▸ THE EXERCISE
What follows is a set of entries. Repeat them exactly, but not their pictures.

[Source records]
================
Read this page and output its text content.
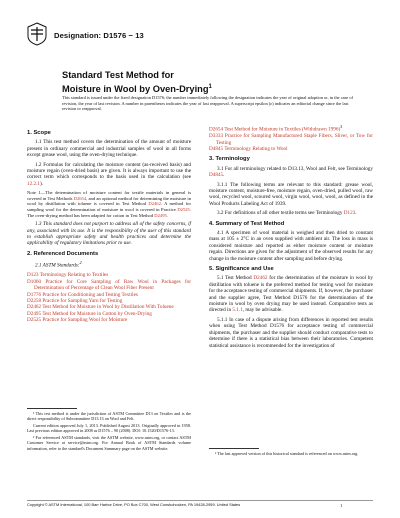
Designation: D1576 − 13
Standard Test Method for
Moisture in Wool by Oven-Drying$^1$
This standard is issued under the fixed designation D1576; the number immediately following the designation indicates the year of original adoption or, in the case of revision, the year of last revision. A number in parentheses indicates the year of last reapproval. A superscript epsilon (ε) indicates an editorial change since the last revision or reapproval.
1. Scope

1.1 This test method covers the determination of the amount of moisture present in ordinary commercial and industrial samples of wool in all forms except grease wool, using the oven-drying technique.

1.2 Formulas for calculating the moisture content (as-received basis) and moisture regain (oven-dried basis) are given. It is always important to use the correct term which corresponds to the basis used in the calculation (see 12.2.1).

Note 1—The determination of moisture content for textile materials in general is covered in Test Methods D2654, and an optional method for determining the moisture in wool by distillation with toluene is covered in Test Method D2462. A method for sampling wool for the determination of moisture in wool is covered in Practice D2525. The oven-drying method has been adapted for cotton in Test Method D2495.

1.3 This standard does not purport to address all of the safety concerns, if any, associated with its use. It is the responsibility of the user of this standard to establish appropriate safety and health practices and determine the applicability of regulatory limitations prior to use.

2. Referenced Documents

2.1 ASTM Standards:$^2$

D123 Terminology Relating to Textiles

D1060 Practice for Core Sampling of Raw Wool in Packages for Determination of Percentage of Clean Wool Fiber Present

D1776 Practice for Conditioning and Testing Textiles

D2258 Practice for Sampling Yarn for Testing

D2462 Test Method for Moisture in Wool by Distillation With Toluene

D2495 Test Method for Moisture in Cotton by Oven-Drying

D2525 Practice for Sampling Wool for Moisture

¹ This test method is under the jurisdiction of ASTM Committee D13 on Textiles and is the direct responsibility of Subcommittee D13.13 on Wool and Felt.

Current edition approved July 1, 2013. Published August 2013. Originally approved in 1958. Last previous edition approved in 2008 as D1576 – 90 (2008). DOI: 10.1520/D1576-13.

² For referenced ASTM standards, visit the ASTM website, www.astm.org, or contact ASTM Customer Service at service@astm.org. For Annual Book of ASTM Standards volume information, refer to the standard's Document Summary page on the ASTM website.

D2654 Test Method for Moisture in Textiles (Withdrawn 1996)$^3$

D3333 Practice for Sampling Manufactured Staple Fibers, Sliver, or Tow for Testing

D4845 Terminology Relating to Wool

3. Terminology

3.1 For all terminology related to D13.13, Wool and Felt, see Terminology D4845.

3.1.1 The following terms are relevant to this standard: grease wool, moisture content, moisture-free, moisture regain, oven-dried, pulled wool, raw wool, recycled wool, scoured wool, virgin wool, wool, wool, as defined in the Wool Products Labeling Act of 1939.

3.2 For definitions of all other textile terms see Terminology D123.

4. Summary of Test Method

4.1 A specimen of wool material is weighed and then dried to constant mass at 105 ± 2°C in an oven supplied with ambient air. The loss in mass is considered moisture and reported as either moisture content or moisture regain. Directions are given for the adjustment of the observed results for any change in the moisture content after sampling and before drying.

5. Significance and Use

5.1 Test Method D2462 for the determination of the moisture in wool by distillation with toluene is the preferred method for testing wool for moisture for the acceptance testing of commercial shipments. If, however, the purchaser and the supplier agree, Test Method D1576 for the determination of the moisture in wool by oven drying may be used instead. Comparative tests as directed in 5.1.1, may be advisable.

5.1.1 In case of a dispute arising from differences in reported test results when using Test Method D1576 for acceptance testing of commercial shipments, the purchaser and the supplier should conduct comparative tests to determine if there is a statistical bias between their laboratories. Competent statistical assistance is recommended for the investigation of

³ The last approved version of this historical standard is referenced on www.astm.org.

Copyright © ASTM International, 100 Barr Harbor Drive, PO Box C700, West Conshohocken, PA 19428-2959. United States	1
================
▸ FINISHED ANSWER
Read this page and output its text content.
Designation: D1576 − 13
Standard Test Method for
Moisture in Wool by Oven-Drying$^1$
This standard is issued under the fixed designation D1576; the number immediately following the designation indicates the year of original adoption or, in the case of revision, the year of last revision. A number in parentheses indicates the year of last reapproval. A superscript epsilon (ε) indicates an editorial change since the last revision or reapproval.
1. Scope

1.1 This test method covers the determination of the amount of moisture present in ordinary commercial and industrial samples of wool in all forms except grease wool, using the oven-drying technique.

1.2 Formulas for calculating the moisture content (as-received basis) and moisture regain (oven-dried basis) are given. It is always important to use the correct term which corresponds to the basis used in the calculation (see 12.2.1).

Note 1—The determination of moisture content for textile materials in general is covered in Test Methods D2654, and an optional method for determining the moisture in wool by distillation with toluene is covered in Test Method D2462. A method for sampling wool for the determination of moisture in wool is covered in Practice D2525. The oven-drying method has been adapted for cotton in Test Method D2495.

1.3 This standard does not purport to address all of the safety concerns, if any, associated with its use. It is the responsibility of the user of this standard to establish appropriate safety and health practices and determine the applicability of regulatory limitations prior to use.

2. Referenced Documents

2.1 ASTM Standards:$^2$

D123 Terminology Relating to Textiles

D1060 Practice for Core Sampling of Raw Wool in Packages for Determination of Percentage of Clean Wool Fiber Present

D1776 Practice for Conditioning and Testing Textiles

D2258 Practice for Sampling Yarn for Testing

D2462 Test Method for Moisture in Wool by Distillation With Toluene

D2495 Test Method for Moisture in Cotton by Oven-Drying

D2525 Practice for Sampling Wool for Moisture

¹ This test method is under the jurisdiction of ASTM Committee D13 on Textiles and is the direct responsibility of Subcommittee D13.13 on Wool and Felt.

Current edition approved July 1, 2013. Published August 2013. Originally approved in 1958. Last previous edition approved in 2008 as D1576 – 90 (2008). DOI: 10.1520/D1576-13.

² For referenced ASTM standards, visit the ASTM website, www.astm.org, or contact ASTM Customer Service at service@astm.org. For Annual Book of ASTM Standards volume information, refer to the standard's Document Summary page on the ASTM website.

D2654 Test Method for Moisture in Textiles (Withdrawn 1996)$^3$

D3333 Practice for Sampling Manufactured Staple Fibers, Sliver, or Tow for Testing

D4845 Terminology Relating to Wool

3. Terminology

3.1 For all terminology related to D13.13, Wool and Felt, see Terminology D4845.

3.1.1 The following terms are relevant to this standard: grease wool, moisture content, moisture-free, moisture regain, oven-dried, pulled wool, raw wool, recycled wool, scoured wool, virgin wool, wool, wool, as defined in the Wool Products Labeling Act of 1939.

3.2 For definitions of all other textile terms see Terminology D123.

4. Summary of Test Method

4.1 A specimen of wool material is weighed and then dried to constant mass at 105 ± 2°C in an oven supplied with ambient air. The loss in mass is considered moisture and reported as either moisture content or moisture regain. Directions are given for the adjustment of the observed results for any change in the moisture content after sampling and before drying.

5. Significance and Use

5.1 Test Method D2462 for the determination of the moisture in wool by distillation with toluene is the preferred method for testing wool for moisture for the acceptance testing of commercial shipments. If, however, the purchaser and the supplier agree, Test Method D1576 for the determination of the moisture in wool by oven drying may be used instead. Comparative tests as directed in 5.1.1, may be advisable.

5.1.1 In case of a dispute arising from differences in reported test results when using Test Method D1576 for acceptance testing of commercial shipments, the purchaser and the supplier should conduct comparative tests to determine if there is a statistical bias between their laboratories. Competent statistical assistance is recommended for the investigation of

³ The last approved version of this historical standard is referenced on www.astm.org.

Copyright © ASTM International, 100 Barr Harbor Drive, PO Box C700, West Conshohocken, PA 19428-2959. United States	1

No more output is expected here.